Leave the pictures out. Return all other data exactly.

(Dataset rows)
-- BEGIN --
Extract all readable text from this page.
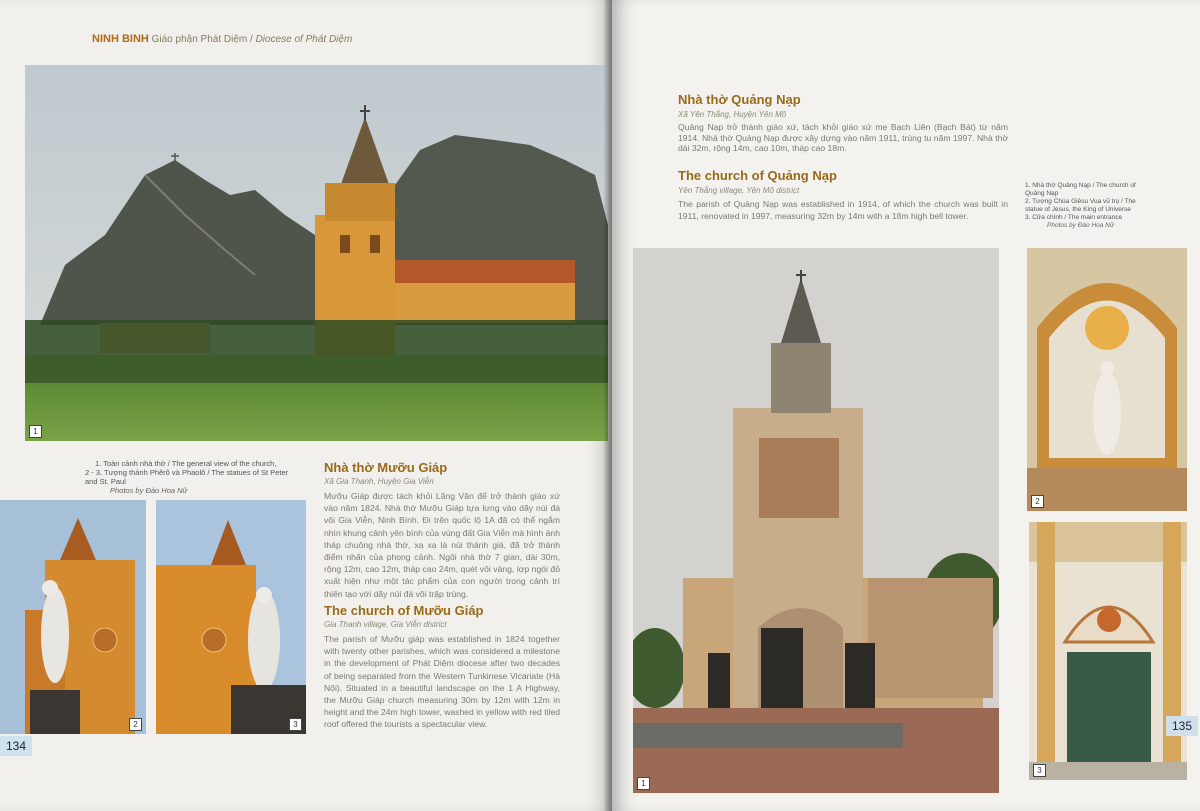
NINH BINH Giáo phận Phát Diệm / Diocese of Phát Diệm
1
1. Toàn cảnh nhà thờ / The general view of the church,
2 - 3. Tượng thánh Phêrô và Phaolô / The statues of St Peter and St. Paul
Photos by Đào Hoa Nữ
2	3
Nhà thờ Mưỡu Giáp
Xã Gia Thanh, Huyện Gia Viễn
Mưỡu Giáp được tách khỏi Lãng Vân để trở thành giáo xứ vào năm 1824. Nhà thờ Mưỡu Giáp tựa lưng vào dãy núi đá vôi Gia Viễn, Ninh Bình. Đi trên quốc lộ 1A đã có thể ngắm nhìn khung cảnh yên bình của vùng đất Gia Viễn mà hình ảnh tháp chuông nhà thờ, xa xa là núi thánh giá, đã trở thành điểm nhấn của phong cảnh. Ngôi nhà thờ 7 gian, dài 30m, rộng 12m, cao 12m, tháp cao 24m, quét vôi vàng, lợp ngói đỏ xuất hiện như một tác phẩm của con người trong cảnh trí thiên tạo với dãy núi đá vôi trập trùng.
The church of Mưỡu Giáp
Gia Thanh village, Gia Viễn district
The parish of Mưỡu giáp was established in 1824 together with twenty other parishes, which was considered a milestone in the development of Phát Diệm diocese after two decades of being separated from the Western Tunkinese Vicariate (Hà Nội). Situated in a beautiful landscape on the 1 A Highway, the Mưỡu Giáp church measuring 30m by 12m with 12m in height and the 24m high tower, washed in yellow with red tiled roof offered the tourists a spectacular view.
134
Nhà thờ Quảng Nạp
Xã Yên Thắng, Huyện Yên Mô
Quảng Nạp trở thành giáo xứ, tách khỏi giáo xứ mẹ Bạch Liên (Bạch Bát) từ năm 1914. Nhà thờ Quảng Nạp được xây dựng vào năm 1911, trùng tu năm 1997. Nhà thờ dài 32m, rộng 14m, cao 10m, tháp cao 18m.
The church of Quảng Nạp
Yên Thắng village, Yên Mô district
The parish of Quảng Nạp was established in 1914, of which the church was built in 1911, renovated in 1997, measuring 32m by 14m with a 18m high bell tower.
1. Nhà thờ Quảng Nạp / The church of Quảng Nạp
2. Tượng Chúa Giêsu Vua vũ trụ / The statue of Jesus, the King of Universe
3. Cửa chính / The main entrance
Photos by Đào Hoa Nữ
1
2
3
135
-- END --
■ **Response to the task**
Extract all readable text from this page.
NINH BINH Giáo phận Phát Diệm / Diocese of Phát Diệm
1
1. Toàn cảnh nhà thờ / The general view of the church,
2 - 3. Tượng thánh Phêrô và Phaolô / The statues of St Peter and St. Paul
Photos by Đào Hoa Nữ
2	3
Nhà thờ Mưỡu Giáp
Xã Gia Thanh, Huyện Gia Viễn
Mưỡu Giáp được tách khỏi Lãng Vân để trở thành giáo xứ vào năm 1824. Nhà thờ Mưỡu Giáp tựa lưng vào dãy núi đá vôi Gia Viễn, Ninh Bình. Đi trên quốc lộ 1A đã có thể ngắm nhìn khung cảnh yên bình của vùng đất Gia Viễn mà hình ảnh tháp chuông nhà thờ, xa xa là núi thánh giá, đã trở thành điểm nhấn của phong cảnh. Ngôi nhà thờ 7 gian, dài 30m, rộng 12m, cao 12m, tháp cao 24m, quét vôi vàng, lợp ngói đỏ xuất hiện như một tác phẩm của con người trong cảnh trí thiên tạo với dãy núi đá vôi trập trùng.
The church of Mưỡu Giáp
Gia Thanh village, Gia Viễn district
The parish of Mưỡu giáp was established in 1824 together with twenty other parishes, which was considered a milestone in the development of Phát Diệm diocese after two decades of being separated from the Western Tunkinese Vicariate (Hà Nội). Situated in a beautiful landscape on the 1 A Highway, the Mưỡu Giáp church measuring 30m by 12m with 12m in height and the 24m high tower, washed in yellow with red tiled roof offered the tourists a spectacular view.
134
Nhà thờ Quảng Nạp
Xã Yên Thắng, Huyện Yên Mô
Quảng Nạp trở thành giáo xứ, tách khỏi giáo xứ mẹ Bạch Liên (Bạch Bát) từ năm 1914. Nhà thờ Quảng Nạp được xây dựng vào năm 1911, trùng tu năm 1997. Nhà thờ dài 32m, rộng 14m, cao 10m, tháp cao 18m.
The church of Quảng Nạp
Yên Thắng village, Yên Mô district
The parish of Quảng Nạp was established in 1914, of which the church was built in 1911, renovated in 1997, measuring 32m by 14m with a 18m high bell tower.
1. Nhà thờ Quảng Nạp / The church of Quảng Nạp
2. Tượng Chúa Giêsu Vua vũ trụ / The statue of Jesus, the King of Universe
3. Cửa chính / The main entrance
Photos by Đào Hoa Nữ
1
2
3
135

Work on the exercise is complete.